# Your goal
Reproduce the data that follows in its entirety, character for character.

# Record extracts
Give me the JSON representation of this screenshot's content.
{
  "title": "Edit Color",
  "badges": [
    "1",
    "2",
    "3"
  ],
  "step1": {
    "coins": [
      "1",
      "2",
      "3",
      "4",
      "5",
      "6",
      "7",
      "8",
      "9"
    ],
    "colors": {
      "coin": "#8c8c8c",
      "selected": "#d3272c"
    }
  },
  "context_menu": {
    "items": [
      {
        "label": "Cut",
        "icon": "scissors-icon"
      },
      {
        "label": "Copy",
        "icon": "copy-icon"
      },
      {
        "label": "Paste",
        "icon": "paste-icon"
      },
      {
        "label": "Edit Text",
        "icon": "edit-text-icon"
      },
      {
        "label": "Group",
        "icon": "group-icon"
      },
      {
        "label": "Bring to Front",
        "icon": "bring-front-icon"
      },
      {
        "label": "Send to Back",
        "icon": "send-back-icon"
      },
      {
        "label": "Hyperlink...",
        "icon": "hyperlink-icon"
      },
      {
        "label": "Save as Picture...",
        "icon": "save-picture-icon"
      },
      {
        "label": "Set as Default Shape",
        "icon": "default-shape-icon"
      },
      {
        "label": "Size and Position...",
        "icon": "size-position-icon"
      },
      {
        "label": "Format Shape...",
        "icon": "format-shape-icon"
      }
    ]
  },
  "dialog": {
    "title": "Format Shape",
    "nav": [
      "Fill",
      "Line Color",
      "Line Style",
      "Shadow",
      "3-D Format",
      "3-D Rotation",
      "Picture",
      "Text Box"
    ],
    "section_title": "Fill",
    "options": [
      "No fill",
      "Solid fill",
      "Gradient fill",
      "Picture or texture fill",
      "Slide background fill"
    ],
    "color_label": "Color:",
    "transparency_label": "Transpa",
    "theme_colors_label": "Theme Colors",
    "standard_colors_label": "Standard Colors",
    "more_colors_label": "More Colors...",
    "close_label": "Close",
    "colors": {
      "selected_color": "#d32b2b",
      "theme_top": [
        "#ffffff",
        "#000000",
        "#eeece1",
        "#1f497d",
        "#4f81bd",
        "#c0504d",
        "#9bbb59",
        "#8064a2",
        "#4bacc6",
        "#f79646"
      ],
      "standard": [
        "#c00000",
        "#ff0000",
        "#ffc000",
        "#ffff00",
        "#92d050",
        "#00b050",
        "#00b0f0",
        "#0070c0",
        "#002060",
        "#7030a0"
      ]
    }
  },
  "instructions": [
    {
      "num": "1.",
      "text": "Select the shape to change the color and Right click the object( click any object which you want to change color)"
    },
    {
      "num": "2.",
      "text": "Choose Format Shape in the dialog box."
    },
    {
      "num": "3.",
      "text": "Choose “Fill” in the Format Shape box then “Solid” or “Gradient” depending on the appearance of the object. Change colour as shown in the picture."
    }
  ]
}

# Output for this exercise
Give me the JSON representation of this screenshot's content.
{
  "title": "Edit Color",
  "badges": [
    "1",
    "2",
    "3"
  ],
  "step1": {
    "coins": [
      "1",
      "2",
      "3",
      "4",
      "5",
      "6",
      "7",
      "8",
      "9"
    ],
    "colors": {
      "coin": "#8c8c8c",
      "selected": "#d3272c"
    }
  },
  "context_menu": {
    "items": [
      {
        "label": "Cut",
        "icon": "scissors-icon"
      },
      {
        "label": "Copy",
        "icon": "copy-icon"
      },
      {
        "label": "Paste",
        "icon": "paste-icon"
      },
      {
        "label": "Edit Text",
        "icon": "edit-text-icon"
      },
      {
        "label": "Group",
        "icon": "group-icon"
      },
      {
        "label": "Bring to Front",
        "icon": "bring-front-icon"
      },
      {
        "label": "Send to Back",
        "icon": "send-back-icon"
      },
      {
        "label": "Hyperlink...",
        "icon": "hyperlink-icon"
      },
      {
        "label": "Save as Picture...",
        "icon": "save-picture-icon"
      },
      {
        "label": "Set as Default Shape",
        "icon": "default-shape-icon"
      },
      {
        "label": "Size and Position...",
        "icon": "size-position-icon"
      },
      {
        "label": "Format Shape...",
        "icon": "format-shape-icon"
      }
    ]
  },
  "dialog": {
    "title": "Format Shape",
    "nav": [
      "Fill",
      "Line Color",
      "Line Style",
      "Shadow",
      "3-D Format",
      "3-D Rotation",
      "Picture",
      "Text Box"
    ],
    "section_title": "Fill",
    "options": [
      "No fill",
      "Solid fill",
      "Gradient fill",
      "Picture or texture fill",
      "Slide background fill"
    ],
    "color_label": "Color:",
    "transparency_label": "Transpa",
    "theme_colors_label": "Theme Colors",
    "standard_colors_label": "Standard Colors",
    "more_colors_label": "More Colors...",
    "close_label": "Close",
    "colors": {
      "selected_color": "#d32b2b",
      "theme_top": [
        "#ffffff",
        "#000000",
        "#eeece1",
        "#1f497d",
        "#4f81bd",
        "#c0504d",
        "#9bbb59",
        "#8064a2",
        "#4bacc6",
        "#f79646"
      ],
      "standard": [
        "#c00000",
        "#ff0000",
        "#ffc000",
        "#ffff00",
        "#92d050",
        "#00b050",
        "#00b0f0",
        "#0070c0",
        "#002060",
        "#7030a0"
      ]
    }
  },
  "instructions": [
    {
      "num": "1.",
      "text": "Select the shape to change the color and Right click the object( click any object which you want to change color)"
    },
    {
      "num": "2.",
      "text": "Choose Format Shape in the dialog box."
    },
    {
      "num": "3.",
      "text": "Choose “Fill” in the Format Shape box then “Solid” or “Gradient” depending on the appearance of the object. Change colour as shown in the picture."
    }
  ]
}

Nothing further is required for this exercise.